(Collected data entries)
※

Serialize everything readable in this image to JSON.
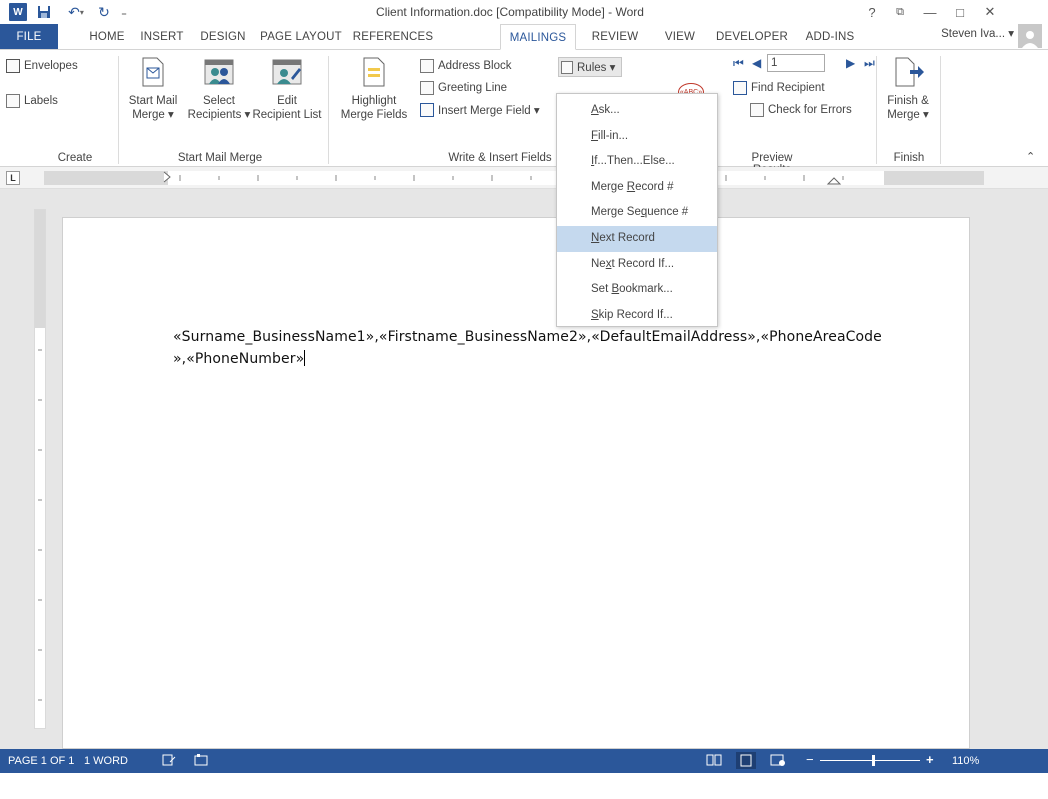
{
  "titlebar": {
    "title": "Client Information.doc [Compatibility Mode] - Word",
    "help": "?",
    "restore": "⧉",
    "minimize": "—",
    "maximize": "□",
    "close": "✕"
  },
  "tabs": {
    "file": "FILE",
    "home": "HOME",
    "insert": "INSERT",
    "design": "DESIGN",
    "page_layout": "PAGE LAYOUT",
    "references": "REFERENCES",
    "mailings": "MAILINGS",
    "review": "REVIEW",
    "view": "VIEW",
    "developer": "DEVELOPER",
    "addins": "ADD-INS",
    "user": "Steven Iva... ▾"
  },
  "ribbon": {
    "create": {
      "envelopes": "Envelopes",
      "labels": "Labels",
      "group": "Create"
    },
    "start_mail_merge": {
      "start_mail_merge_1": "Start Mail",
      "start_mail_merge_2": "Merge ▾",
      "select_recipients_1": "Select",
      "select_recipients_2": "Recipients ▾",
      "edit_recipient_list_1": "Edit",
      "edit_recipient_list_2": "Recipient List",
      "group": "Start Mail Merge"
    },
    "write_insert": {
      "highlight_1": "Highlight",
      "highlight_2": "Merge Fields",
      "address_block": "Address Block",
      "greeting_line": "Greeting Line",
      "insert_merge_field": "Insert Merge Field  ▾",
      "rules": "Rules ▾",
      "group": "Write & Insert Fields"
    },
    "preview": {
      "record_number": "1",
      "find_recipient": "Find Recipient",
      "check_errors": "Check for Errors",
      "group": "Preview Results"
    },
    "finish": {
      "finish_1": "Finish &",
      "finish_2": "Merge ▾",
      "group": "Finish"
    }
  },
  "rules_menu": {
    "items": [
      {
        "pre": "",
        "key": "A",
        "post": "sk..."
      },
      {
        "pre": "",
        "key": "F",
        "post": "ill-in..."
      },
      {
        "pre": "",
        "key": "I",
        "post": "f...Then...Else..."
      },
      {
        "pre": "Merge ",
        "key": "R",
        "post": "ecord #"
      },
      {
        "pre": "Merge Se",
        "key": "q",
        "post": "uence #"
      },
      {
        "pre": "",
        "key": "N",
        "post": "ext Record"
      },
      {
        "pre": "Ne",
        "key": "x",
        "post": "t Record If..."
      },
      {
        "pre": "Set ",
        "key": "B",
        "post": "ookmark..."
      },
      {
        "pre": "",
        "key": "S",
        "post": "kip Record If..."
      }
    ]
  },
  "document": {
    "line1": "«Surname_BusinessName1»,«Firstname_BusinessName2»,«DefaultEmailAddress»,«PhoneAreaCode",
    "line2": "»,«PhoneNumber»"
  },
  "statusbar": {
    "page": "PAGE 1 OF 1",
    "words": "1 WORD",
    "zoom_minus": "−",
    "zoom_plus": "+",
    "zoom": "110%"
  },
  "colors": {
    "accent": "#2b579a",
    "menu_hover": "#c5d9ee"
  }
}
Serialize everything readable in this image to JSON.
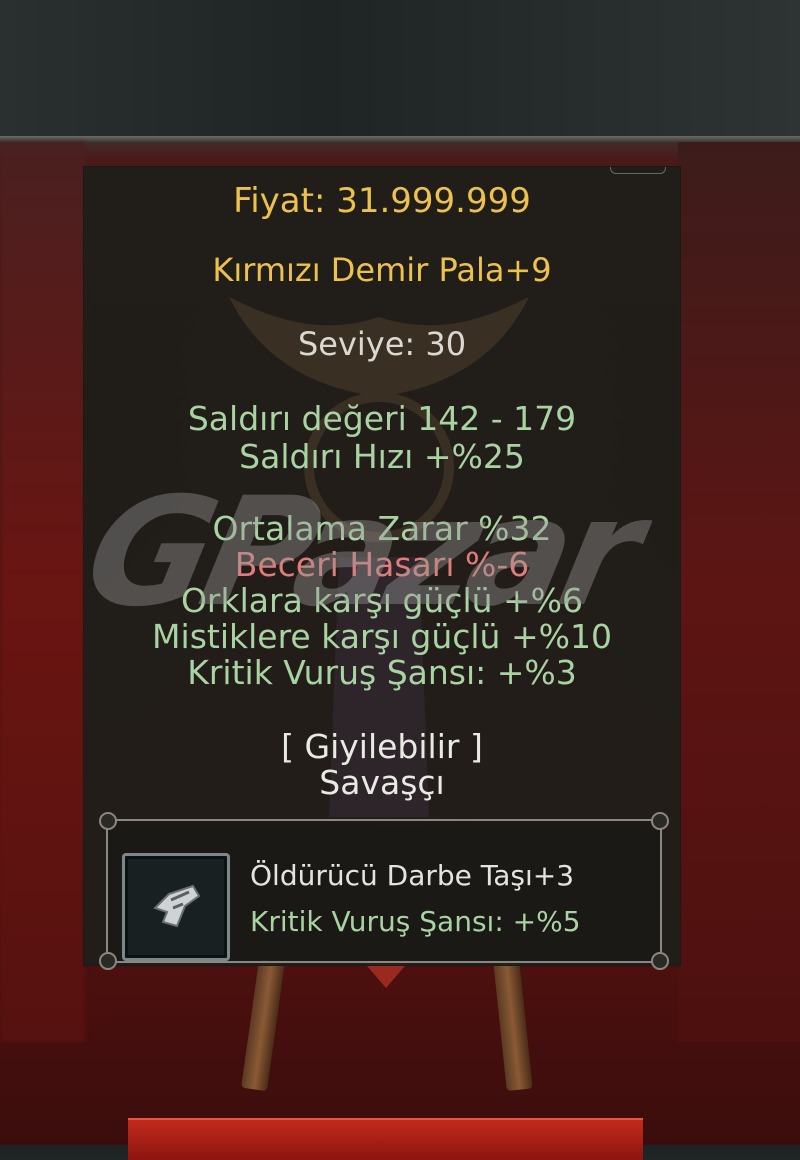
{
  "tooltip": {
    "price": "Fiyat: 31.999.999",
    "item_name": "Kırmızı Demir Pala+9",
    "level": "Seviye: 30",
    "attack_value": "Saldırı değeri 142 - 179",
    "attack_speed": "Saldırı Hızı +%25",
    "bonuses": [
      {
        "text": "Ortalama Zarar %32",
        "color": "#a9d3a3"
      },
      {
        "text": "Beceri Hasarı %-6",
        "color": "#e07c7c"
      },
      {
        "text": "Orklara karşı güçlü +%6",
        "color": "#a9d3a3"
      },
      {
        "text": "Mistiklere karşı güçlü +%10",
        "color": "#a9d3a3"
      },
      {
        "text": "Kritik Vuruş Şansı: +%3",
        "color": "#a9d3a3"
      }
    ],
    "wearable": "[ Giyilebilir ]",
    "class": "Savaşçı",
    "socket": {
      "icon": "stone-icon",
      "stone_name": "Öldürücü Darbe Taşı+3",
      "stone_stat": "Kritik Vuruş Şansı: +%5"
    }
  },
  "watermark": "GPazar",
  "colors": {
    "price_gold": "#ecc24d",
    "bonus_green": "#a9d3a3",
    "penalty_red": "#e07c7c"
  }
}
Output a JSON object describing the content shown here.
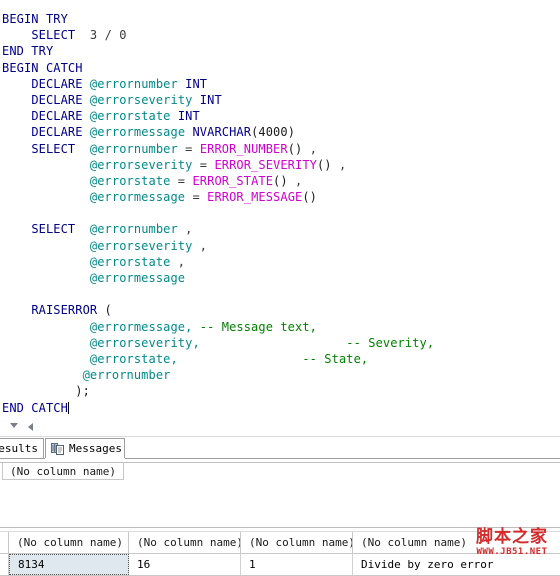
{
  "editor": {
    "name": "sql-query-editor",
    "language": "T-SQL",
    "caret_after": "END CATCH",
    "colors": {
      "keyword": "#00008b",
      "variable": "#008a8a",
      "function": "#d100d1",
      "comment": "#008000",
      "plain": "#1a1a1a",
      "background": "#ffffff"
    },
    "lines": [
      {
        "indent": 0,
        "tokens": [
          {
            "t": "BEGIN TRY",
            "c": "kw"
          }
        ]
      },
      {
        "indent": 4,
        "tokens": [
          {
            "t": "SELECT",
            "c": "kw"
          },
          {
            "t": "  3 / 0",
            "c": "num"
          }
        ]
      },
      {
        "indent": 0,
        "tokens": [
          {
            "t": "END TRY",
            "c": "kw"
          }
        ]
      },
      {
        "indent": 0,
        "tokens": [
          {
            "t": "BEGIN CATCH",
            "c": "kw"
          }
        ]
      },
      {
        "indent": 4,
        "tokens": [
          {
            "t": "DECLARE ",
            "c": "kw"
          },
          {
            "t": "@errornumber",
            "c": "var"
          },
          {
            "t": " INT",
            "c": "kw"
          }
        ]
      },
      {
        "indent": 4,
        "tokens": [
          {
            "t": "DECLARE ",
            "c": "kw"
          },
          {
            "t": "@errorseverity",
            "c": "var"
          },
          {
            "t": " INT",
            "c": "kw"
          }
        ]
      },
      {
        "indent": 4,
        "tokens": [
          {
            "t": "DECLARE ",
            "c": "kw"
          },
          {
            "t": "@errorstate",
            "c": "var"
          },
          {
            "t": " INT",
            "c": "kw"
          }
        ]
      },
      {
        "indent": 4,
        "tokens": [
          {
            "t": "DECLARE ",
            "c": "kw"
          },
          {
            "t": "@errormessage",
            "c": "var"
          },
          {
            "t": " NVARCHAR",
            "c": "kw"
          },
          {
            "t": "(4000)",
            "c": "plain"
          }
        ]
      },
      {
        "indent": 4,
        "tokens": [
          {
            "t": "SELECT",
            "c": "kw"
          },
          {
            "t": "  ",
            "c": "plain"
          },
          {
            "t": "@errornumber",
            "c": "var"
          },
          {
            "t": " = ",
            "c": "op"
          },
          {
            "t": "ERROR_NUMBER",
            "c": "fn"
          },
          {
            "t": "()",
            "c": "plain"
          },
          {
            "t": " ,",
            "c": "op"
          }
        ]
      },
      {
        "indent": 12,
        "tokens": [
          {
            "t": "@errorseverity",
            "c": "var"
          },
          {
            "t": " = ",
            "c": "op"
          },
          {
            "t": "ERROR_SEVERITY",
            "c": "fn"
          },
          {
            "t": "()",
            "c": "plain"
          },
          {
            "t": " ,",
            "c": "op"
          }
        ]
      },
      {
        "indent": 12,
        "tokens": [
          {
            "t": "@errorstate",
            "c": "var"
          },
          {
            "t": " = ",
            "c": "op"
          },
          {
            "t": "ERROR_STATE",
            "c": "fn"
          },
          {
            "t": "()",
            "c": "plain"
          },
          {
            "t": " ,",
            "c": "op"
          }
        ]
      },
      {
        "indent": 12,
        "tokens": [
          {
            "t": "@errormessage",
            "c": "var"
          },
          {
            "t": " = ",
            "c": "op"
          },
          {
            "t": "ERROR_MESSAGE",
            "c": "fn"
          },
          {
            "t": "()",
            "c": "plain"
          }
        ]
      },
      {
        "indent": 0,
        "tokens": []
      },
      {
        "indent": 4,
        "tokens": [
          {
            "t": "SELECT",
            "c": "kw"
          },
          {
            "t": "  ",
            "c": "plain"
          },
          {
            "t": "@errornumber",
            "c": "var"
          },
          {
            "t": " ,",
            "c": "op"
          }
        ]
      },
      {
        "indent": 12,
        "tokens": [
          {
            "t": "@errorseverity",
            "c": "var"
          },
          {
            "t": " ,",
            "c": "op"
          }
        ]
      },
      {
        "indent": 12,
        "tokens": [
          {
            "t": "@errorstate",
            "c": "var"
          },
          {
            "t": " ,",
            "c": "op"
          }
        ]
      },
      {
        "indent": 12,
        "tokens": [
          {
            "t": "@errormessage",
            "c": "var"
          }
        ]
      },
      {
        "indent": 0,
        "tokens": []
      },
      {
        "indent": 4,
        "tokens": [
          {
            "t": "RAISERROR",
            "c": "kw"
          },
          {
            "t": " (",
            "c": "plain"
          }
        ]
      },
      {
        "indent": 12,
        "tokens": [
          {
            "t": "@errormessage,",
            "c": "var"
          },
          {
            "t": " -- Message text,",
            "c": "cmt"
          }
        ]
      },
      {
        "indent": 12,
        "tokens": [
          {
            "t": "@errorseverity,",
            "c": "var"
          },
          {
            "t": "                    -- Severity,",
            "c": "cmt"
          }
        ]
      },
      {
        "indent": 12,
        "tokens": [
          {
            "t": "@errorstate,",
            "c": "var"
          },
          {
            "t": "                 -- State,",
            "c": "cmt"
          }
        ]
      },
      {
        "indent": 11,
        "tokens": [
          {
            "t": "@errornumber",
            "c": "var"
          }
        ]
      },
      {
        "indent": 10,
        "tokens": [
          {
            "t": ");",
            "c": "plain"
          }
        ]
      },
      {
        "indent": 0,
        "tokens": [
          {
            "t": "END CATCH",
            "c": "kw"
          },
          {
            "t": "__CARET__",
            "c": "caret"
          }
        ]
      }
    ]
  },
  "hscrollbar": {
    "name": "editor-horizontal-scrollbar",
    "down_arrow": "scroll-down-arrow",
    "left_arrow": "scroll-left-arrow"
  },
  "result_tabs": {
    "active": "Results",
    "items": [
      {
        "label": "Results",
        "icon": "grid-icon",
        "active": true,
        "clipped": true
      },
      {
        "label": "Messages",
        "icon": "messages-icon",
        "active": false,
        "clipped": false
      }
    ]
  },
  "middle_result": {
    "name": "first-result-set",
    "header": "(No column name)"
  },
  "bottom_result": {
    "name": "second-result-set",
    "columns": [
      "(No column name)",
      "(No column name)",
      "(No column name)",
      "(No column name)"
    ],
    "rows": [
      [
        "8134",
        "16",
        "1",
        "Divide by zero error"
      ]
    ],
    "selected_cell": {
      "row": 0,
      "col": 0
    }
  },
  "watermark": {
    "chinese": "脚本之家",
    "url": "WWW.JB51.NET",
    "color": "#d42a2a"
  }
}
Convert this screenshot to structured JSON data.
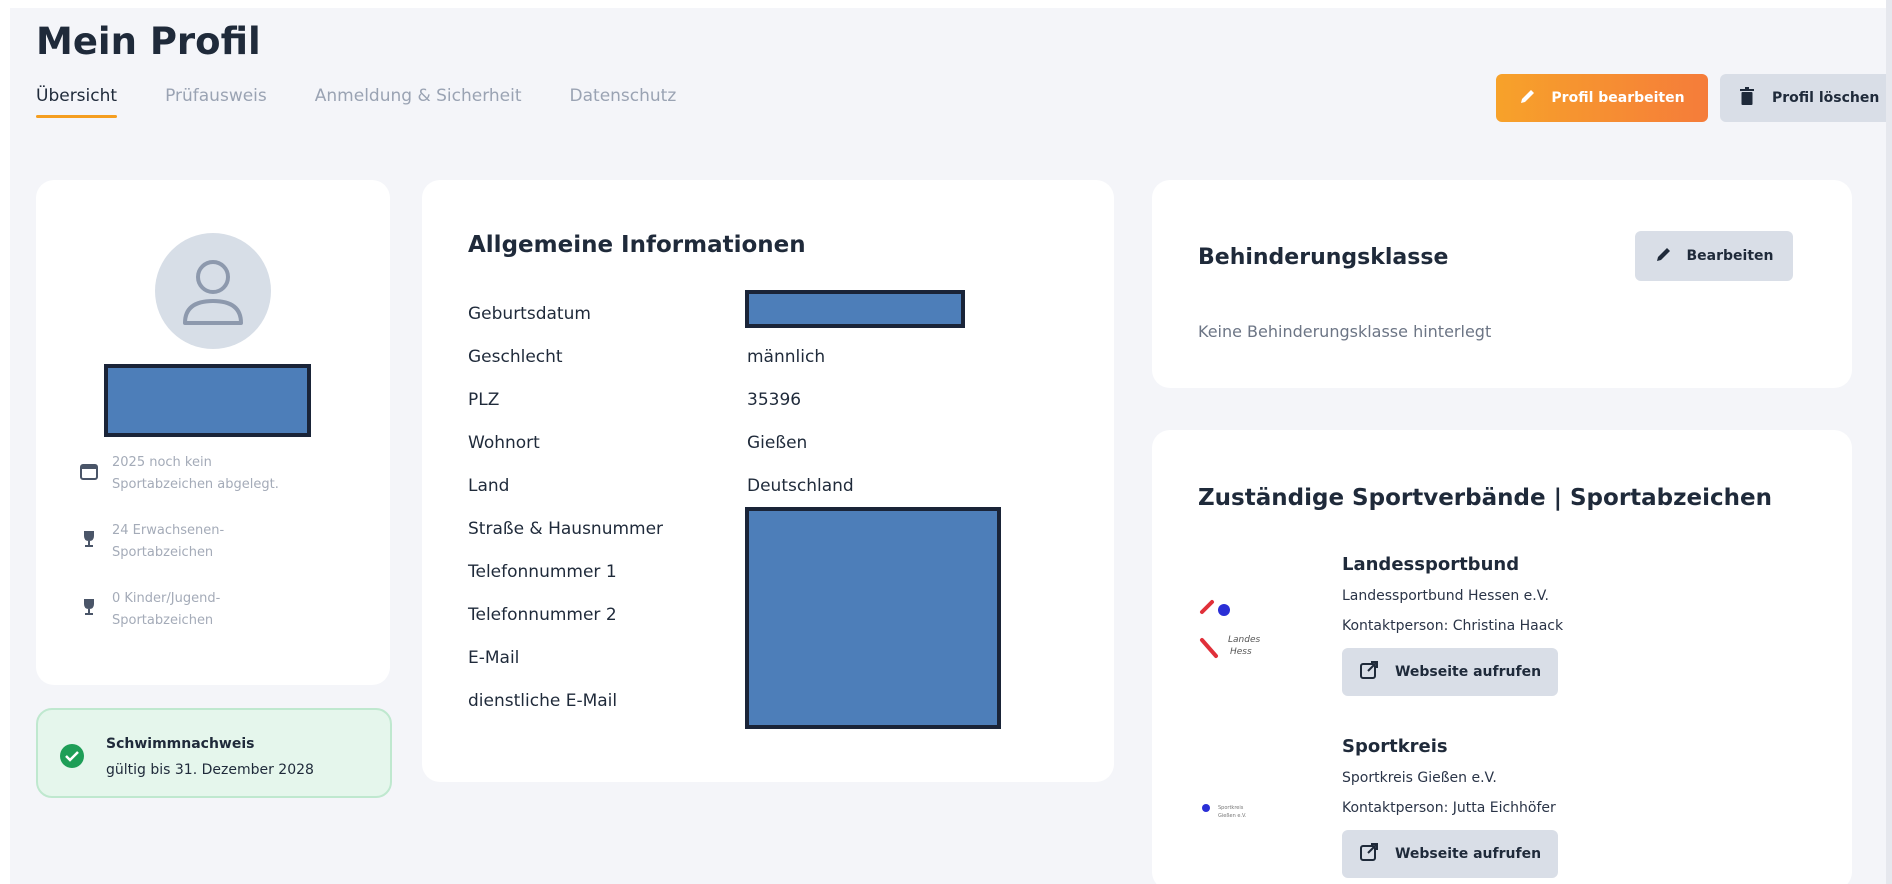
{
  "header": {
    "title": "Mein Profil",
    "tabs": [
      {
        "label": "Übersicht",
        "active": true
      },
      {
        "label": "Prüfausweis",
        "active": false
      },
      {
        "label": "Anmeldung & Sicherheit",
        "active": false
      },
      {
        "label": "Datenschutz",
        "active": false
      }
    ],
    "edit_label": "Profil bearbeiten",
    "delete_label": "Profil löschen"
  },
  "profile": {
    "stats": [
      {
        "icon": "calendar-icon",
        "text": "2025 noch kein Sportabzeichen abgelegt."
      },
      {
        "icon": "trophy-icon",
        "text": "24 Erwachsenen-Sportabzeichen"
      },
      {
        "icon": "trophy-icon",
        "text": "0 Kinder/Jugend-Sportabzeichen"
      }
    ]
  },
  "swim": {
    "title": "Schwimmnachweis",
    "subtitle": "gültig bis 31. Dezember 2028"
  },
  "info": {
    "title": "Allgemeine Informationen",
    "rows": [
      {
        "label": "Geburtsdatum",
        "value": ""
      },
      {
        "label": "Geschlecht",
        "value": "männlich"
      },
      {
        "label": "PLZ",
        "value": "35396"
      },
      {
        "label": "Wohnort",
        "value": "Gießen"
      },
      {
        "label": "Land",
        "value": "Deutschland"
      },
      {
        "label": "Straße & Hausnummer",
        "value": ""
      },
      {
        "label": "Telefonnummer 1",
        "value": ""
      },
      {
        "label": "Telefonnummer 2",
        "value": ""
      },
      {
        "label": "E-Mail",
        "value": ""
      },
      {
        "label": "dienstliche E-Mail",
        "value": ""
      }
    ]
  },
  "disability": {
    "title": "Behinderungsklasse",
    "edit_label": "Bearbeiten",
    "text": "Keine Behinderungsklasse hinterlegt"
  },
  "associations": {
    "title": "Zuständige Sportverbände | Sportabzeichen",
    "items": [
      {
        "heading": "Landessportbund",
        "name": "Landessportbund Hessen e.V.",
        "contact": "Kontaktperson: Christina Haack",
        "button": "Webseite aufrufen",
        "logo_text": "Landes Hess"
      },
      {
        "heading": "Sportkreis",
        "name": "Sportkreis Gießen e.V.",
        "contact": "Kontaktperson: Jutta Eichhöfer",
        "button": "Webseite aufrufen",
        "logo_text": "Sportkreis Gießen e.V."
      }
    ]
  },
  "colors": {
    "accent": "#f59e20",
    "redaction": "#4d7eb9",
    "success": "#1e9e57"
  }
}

※

**Written exercise**
Lines containing the word "group" must all be returned from the material above.

**Output for this exercise**
      "group": "Create"
      "group": "Start Mail Merge"
      "group": "Write & Insert Fields"
      "group": "Preview Results"
      "group": "Finish"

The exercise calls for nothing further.